[Given exercise]
Each entry below is to be extracted exactly.

Figure data in JSON:
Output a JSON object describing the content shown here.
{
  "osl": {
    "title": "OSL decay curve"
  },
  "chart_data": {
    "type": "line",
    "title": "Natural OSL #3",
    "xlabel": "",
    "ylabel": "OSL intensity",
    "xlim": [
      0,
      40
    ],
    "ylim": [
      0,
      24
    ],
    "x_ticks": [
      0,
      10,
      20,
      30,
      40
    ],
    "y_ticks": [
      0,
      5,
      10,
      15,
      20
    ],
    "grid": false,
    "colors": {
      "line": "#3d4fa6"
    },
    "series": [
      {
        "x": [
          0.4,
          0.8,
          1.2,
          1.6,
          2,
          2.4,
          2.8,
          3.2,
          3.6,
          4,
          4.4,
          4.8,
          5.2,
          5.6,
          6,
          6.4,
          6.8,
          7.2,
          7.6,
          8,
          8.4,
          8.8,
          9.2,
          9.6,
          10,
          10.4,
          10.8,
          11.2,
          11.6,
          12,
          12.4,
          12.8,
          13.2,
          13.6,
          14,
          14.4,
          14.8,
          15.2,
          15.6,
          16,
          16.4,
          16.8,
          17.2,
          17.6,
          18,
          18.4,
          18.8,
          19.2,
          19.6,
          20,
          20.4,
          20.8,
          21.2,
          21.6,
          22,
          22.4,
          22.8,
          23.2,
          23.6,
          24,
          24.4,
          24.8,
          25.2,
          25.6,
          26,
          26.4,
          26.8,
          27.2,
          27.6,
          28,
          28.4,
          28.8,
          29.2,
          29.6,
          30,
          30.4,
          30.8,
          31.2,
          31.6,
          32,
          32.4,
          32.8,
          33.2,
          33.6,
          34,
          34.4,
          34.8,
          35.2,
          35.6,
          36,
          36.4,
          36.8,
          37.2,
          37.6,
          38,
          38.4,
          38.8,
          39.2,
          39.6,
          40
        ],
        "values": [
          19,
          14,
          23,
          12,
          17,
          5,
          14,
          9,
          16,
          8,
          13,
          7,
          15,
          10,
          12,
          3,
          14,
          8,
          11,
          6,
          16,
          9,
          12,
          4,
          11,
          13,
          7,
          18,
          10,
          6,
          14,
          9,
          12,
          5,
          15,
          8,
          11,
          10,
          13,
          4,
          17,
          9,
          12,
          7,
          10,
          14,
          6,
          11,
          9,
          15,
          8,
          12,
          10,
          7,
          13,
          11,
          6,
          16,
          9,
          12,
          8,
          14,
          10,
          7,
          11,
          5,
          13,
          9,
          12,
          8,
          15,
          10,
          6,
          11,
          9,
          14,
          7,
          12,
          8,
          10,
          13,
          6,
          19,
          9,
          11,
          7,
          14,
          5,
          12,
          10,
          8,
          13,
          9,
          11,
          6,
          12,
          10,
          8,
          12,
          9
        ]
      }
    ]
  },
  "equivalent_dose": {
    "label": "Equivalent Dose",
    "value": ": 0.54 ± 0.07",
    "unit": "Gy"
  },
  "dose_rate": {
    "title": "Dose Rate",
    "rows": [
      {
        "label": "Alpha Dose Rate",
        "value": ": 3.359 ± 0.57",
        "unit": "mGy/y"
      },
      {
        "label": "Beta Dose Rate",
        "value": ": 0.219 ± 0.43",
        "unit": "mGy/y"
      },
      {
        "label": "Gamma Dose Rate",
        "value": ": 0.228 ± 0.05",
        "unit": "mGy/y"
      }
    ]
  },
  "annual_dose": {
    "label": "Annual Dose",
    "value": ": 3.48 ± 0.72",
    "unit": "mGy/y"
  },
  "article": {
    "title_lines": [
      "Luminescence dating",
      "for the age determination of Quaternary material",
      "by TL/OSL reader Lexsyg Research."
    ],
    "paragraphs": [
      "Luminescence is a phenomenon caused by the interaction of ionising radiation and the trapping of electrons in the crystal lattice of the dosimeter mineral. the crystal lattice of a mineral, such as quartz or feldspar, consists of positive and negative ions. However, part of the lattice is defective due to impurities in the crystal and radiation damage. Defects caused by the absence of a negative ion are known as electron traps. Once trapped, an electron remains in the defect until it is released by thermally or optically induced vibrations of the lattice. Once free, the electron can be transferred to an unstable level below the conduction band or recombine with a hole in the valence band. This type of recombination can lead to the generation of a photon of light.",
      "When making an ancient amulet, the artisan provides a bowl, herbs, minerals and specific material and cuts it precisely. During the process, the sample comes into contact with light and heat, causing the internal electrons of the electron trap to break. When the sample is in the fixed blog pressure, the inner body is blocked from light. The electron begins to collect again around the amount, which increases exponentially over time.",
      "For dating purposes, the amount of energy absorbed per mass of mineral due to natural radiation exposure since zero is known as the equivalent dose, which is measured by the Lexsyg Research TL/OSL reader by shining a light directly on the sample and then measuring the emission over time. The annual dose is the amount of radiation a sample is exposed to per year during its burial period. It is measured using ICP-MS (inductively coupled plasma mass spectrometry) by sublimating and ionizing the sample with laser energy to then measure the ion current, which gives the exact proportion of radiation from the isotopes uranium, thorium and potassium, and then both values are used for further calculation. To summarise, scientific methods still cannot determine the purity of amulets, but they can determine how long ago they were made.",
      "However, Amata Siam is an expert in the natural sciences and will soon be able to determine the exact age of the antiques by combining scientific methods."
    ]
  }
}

[Solution]
Output a JSON object describing the content shown here.
{
  "osl": {
    "title": "OSL decay curve"
  },
  "chart_data": {
    "type": "line",
    "title": "Natural OSL #3",
    "xlabel": "",
    "ylabel": "OSL intensity",
    "xlim": [
      0,
      40
    ],
    "ylim": [
      0,
      24
    ],
    "x_ticks": [
      0,
      10,
      20,
      30,
      40
    ],
    "y_ticks": [
      0,
      5,
      10,
      15,
      20
    ],
    "grid": false,
    "colors": {
      "line": "#3d4fa6"
    },
    "series": [
      {
        "x": [
          0.4,
          0.8,
          1.2,
          1.6,
          2,
          2.4,
          2.8,
          3.2,
          3.6,
          4,
          4.4,
          4.8,
          5.2,
          5.6,
          6,
          6.4,
          6.8,
          7.2,
          7.6,
          8,
          8.4,
          8.8,
          9.2,
          9.6,
          10,
          10.4,
          10.8,
          11.2,
          11.6,
          12,
          12.4,
          12.8,
          13.2,
          13.6,
          14,
          14.4,
          14.8,
          15.2,
          15.6,
          16,
          16.4,
          16.8,
          17.2,
          17.6,
          18,
          18.4,
          18.8,
          19.2,
          19.6,
          20,
          20.4,
          20.8,
          21.2,
          21.6,
          22,
          22.4,
          22.8,
          23.2,
          23.6,
          24,
          24.4,
          24.8,
          25.2,
          25.6,
          26,
          26.4,
          26.8,
          27.2,
          27.6,
          28,
          28.4,
          28.8,
          29.2,
          29.6,
          30,
          30.4,
          30.8,
          31.2,
          31.6,
          32,
          32.4,
          32.8,
          33.2,
          33.6,
          34,
          34.4,
          34.8,
          35.2,
          35.6,
          36,
          36.4,
          36.8,
          37.2,
          37.6,
          38,
          38.4,
          38.8,
          39.2,
          39.6,
          40
        ],
        "values": [
          19,
          14,
          23,
          12,
          17,
          5,
          14,
          9,
          16,
          8,
          13,
          7,
          15,
          10,
          12,
          3,
          14,
          8,
          11,
          6,
          16,
          9,
          12,
          4,
          11,
          13,
          7,
          18,
          10,
          6,
          14,
          9,
          12,
          5,
          15,
          8,
          11,
          10,
          13,
          4,
          17,
          9,
          12,
          7,
          10,
          14,
          6,
          11,
          9,
          15,
          8,
          12,
          10,
          7,
          13,
          11,
          6,
          16,
          9,
          12,
          8,
          14,
          10,
          7,
          11,
          5,
          13,
          9,
          12,
          8,
          15,
          10,
          6,
          11,
          9,
          14,
          7,
          12,
          8,
          10,
          13,
          6,
          19,
          9,
          11,
          7,
          14,
          5,
          12,
          10,
          8,
          13,
          9,
          11,
          6,
          12,
          10,
          8,
          12,
          9
        ]
      }
    ]
  },
  "equivalent_dose": {
    "label": "Equivalent Dose",
    "value": ": 0.54 ± 0.07",
    "unit": "Gy"
  },
  "dose_rate": {
    "title": "Dose Rate",
    "rows": [
      {
        "label": "Alpha Dose Rate",
        "value": ": 3.359 ± 0.57",
        "unit": "mGy/y"
      },
      {
        "label": "Beta Dose Rate",
        "value": ": 0.219 ± 0.43",
        "unit": "mGy/y"
      },
      {
        "label": "Gamma Dose Rate",
        "value": ": 0.228 ± 0.05",
        "unit": "mGy/y"
      }
    ]
  },
  "annual_dose": {
    "label": "Annual Dose",
    "value": ": 3.48 ± 0.72",
    "unit": "mGy/y"
  },
  "article": {
    "title_lines": [
      "Luminescence dating",
      "for the age determination of Quaternary material",
      "by TL/OSL reader Lexsyg Research."
    ],
    "paragraphs": [
      "Luminescence is a phenomenon caused by the interaction of ionising radiation and the trapping of electrons in the crystal lattice of the dosimeter mineral. the crystal lattice of a mineral, such as quartz or feldspar, consists of positive and negative ions. However, part of the lattice is defective due to impurities in the crystal and radiation damage. Defects caused by the absence of a negative ion are known as electron traps. Once trapped, an electron remains in the defect until it is released by thermally or optically induced vibrations of the lattice. Once free, the electron can be transferred to an unstable level below the conduction band or recombine with a hole in the valence band. This type of recombination can lead to the generation of a photon of light.",
      "When making an ancient amulet, the artisan provides a bowl, herbs, minerals and specific material and cuts it precisely. During the process, the sample comes into contact with light and heat, causing the internal electrons of the electron trap to break. When the sample is in the fixed blog pressure, the inner body is blocked from light. The electron begins to collect again around the amount, which increases exponentially over time.",
      "For dating purposes, the amount of energy absorbed per mass of mineral due to natural radiation exposure since zero is known as the equivalent dose, which is measured by the Lexsyg Research TL/OSL reader by shining a light directly on the sample and then measuring the emission over time. The annual dose is the amount of radiation a sample is exposed to per year during its burial period. It is measured using ICP-MS (inductively coupled plasma mass spectrometry) by sublimating and ionizing the sample with laser energy to then measure the ion current, which gives the exact proportion of radiation from the isotopes uranium, thorium and potassium, and then both values are used for further calculation. To summarise, scientific methods still cannot determine the purity of amulets, but they can determine how long ago they were made.",
      "However, Amata Siam is an expert in the natural sciences and will soon be able to determine the exact age of the antiques by combining scientific methods."
    ]
  }
}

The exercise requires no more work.